[Dataset entries]
··········

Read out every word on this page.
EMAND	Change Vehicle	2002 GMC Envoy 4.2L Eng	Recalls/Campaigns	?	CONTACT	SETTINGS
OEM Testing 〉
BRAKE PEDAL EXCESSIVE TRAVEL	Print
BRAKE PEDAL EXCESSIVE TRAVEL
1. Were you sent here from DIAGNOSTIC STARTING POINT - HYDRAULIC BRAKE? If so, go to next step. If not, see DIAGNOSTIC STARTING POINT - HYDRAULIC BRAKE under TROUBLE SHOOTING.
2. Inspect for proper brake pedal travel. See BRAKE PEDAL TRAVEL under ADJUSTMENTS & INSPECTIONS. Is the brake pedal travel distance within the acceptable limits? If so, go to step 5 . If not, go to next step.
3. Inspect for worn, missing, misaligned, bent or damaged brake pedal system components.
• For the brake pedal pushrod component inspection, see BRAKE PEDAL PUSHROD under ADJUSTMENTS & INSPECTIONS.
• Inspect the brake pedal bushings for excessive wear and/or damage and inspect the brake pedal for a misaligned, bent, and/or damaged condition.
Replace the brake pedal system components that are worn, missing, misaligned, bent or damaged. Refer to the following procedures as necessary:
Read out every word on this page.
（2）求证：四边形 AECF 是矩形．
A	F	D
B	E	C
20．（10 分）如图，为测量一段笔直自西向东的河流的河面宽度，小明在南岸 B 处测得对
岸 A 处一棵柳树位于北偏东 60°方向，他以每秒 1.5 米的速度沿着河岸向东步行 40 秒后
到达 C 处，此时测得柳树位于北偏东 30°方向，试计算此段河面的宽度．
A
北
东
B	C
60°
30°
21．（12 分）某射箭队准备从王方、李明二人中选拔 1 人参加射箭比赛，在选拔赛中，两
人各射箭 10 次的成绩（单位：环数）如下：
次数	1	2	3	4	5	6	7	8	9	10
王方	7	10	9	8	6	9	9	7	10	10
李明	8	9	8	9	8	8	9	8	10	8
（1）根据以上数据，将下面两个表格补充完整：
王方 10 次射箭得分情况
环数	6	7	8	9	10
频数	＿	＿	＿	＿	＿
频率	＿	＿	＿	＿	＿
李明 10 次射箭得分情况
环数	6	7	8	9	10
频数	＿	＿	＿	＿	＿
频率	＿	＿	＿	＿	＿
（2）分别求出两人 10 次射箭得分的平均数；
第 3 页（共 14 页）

··········

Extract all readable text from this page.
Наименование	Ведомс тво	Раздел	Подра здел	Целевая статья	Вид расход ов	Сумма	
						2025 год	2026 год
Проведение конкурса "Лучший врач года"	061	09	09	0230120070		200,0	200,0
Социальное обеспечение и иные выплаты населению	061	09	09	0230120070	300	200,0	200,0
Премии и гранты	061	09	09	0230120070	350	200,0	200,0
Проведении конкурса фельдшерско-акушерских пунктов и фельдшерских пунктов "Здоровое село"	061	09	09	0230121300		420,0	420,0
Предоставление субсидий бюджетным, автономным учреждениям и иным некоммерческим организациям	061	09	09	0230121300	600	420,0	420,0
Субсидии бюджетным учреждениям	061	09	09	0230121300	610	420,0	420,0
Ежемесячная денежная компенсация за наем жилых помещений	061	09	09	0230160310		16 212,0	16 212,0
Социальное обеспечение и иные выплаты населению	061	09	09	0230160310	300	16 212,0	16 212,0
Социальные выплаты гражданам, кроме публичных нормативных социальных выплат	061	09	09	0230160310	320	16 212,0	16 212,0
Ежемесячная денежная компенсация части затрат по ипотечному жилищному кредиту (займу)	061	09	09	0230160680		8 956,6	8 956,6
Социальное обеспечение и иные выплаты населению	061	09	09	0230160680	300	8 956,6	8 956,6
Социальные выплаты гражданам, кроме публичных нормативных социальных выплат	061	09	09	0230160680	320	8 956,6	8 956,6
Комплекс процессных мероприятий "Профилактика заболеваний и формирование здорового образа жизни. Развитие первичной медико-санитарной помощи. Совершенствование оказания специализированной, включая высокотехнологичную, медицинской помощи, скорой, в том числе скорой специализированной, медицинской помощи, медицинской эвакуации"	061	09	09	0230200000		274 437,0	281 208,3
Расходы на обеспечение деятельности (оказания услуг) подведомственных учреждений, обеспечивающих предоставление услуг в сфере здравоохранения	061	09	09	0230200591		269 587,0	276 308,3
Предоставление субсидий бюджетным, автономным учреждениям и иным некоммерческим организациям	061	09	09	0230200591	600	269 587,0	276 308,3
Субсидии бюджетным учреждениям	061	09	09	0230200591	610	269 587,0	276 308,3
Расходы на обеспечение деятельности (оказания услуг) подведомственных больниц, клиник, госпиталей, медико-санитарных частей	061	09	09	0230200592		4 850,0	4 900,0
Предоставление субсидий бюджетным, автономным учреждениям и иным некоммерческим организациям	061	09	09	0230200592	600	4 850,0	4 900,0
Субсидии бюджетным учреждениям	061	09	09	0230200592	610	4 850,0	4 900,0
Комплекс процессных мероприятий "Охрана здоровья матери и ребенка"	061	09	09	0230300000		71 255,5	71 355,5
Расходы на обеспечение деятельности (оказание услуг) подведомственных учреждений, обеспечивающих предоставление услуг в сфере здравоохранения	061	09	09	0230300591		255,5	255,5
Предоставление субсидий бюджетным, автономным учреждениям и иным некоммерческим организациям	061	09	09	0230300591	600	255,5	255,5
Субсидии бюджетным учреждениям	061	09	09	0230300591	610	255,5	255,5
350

··········

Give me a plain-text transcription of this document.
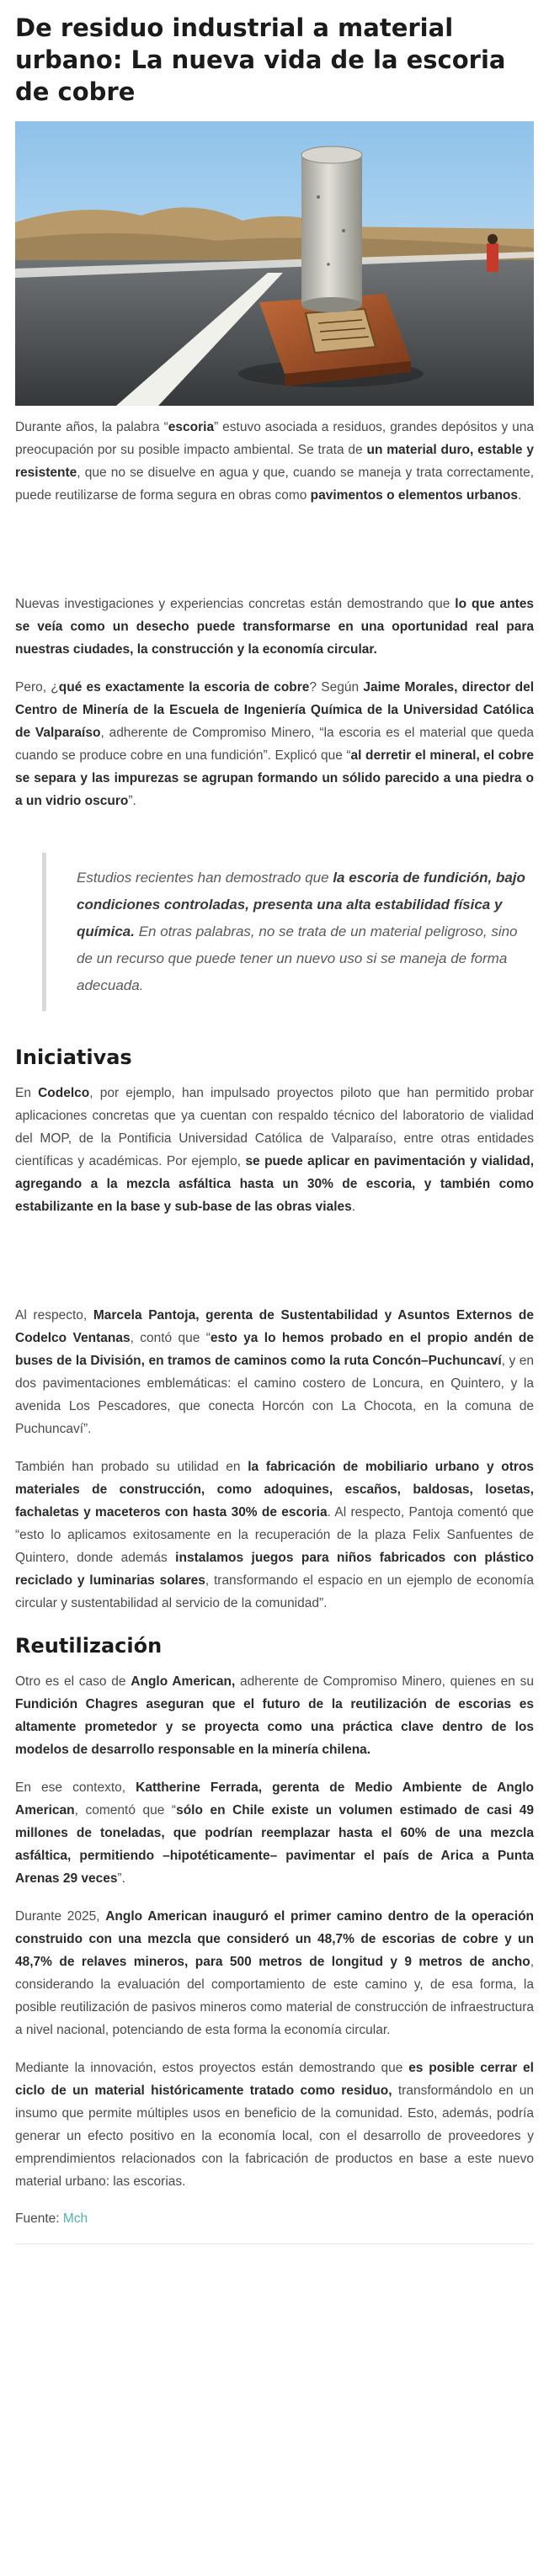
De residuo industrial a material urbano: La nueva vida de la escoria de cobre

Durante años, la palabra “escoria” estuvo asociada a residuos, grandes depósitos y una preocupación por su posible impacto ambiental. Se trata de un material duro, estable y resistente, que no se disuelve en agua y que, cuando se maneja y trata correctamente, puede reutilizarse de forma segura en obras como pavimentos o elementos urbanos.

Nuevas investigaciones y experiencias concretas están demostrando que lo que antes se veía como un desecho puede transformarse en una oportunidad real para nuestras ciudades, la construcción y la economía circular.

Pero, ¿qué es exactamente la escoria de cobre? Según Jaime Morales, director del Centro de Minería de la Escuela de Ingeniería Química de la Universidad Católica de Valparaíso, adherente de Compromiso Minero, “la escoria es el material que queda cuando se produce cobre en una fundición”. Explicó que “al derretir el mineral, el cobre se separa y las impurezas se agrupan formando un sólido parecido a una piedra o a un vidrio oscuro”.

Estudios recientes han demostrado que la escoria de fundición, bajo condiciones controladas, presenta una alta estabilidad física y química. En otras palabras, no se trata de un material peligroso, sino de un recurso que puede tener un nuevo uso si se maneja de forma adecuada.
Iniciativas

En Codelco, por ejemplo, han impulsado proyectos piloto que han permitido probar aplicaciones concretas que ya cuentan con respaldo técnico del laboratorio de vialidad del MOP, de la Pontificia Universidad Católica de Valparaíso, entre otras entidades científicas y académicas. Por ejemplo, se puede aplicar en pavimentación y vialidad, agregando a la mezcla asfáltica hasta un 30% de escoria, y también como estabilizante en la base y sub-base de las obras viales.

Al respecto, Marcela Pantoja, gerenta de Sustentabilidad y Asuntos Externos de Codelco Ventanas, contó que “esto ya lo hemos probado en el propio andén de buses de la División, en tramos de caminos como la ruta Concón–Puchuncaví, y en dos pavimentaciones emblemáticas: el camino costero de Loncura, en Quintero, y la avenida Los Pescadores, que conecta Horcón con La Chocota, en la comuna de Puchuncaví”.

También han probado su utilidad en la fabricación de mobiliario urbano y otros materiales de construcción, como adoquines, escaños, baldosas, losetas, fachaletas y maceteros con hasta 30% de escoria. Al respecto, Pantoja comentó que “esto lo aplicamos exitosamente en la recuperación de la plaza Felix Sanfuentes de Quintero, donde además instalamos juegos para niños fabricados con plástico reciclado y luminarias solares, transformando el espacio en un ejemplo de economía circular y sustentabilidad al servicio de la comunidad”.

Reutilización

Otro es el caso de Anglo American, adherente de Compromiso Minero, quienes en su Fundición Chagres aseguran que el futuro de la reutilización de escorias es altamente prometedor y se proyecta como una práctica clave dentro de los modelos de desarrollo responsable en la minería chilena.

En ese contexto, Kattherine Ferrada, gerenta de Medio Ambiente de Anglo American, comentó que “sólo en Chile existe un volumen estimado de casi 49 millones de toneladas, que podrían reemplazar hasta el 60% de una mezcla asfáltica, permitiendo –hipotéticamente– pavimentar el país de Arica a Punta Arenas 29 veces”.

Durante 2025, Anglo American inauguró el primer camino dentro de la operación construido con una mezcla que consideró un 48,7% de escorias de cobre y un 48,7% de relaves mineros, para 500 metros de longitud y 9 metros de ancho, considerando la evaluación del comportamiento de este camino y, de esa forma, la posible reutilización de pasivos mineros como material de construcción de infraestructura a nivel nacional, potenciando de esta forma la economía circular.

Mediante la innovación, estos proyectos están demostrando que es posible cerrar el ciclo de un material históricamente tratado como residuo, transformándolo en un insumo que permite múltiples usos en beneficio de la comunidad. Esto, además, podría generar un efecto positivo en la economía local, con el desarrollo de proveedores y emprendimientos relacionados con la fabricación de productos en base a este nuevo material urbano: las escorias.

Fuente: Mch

··········

* REQUIRED WORK: Each line of the material above either contains the word "Комплекс" or does not; state how many do, and nothing else.

* RIGHT ANSWER: 2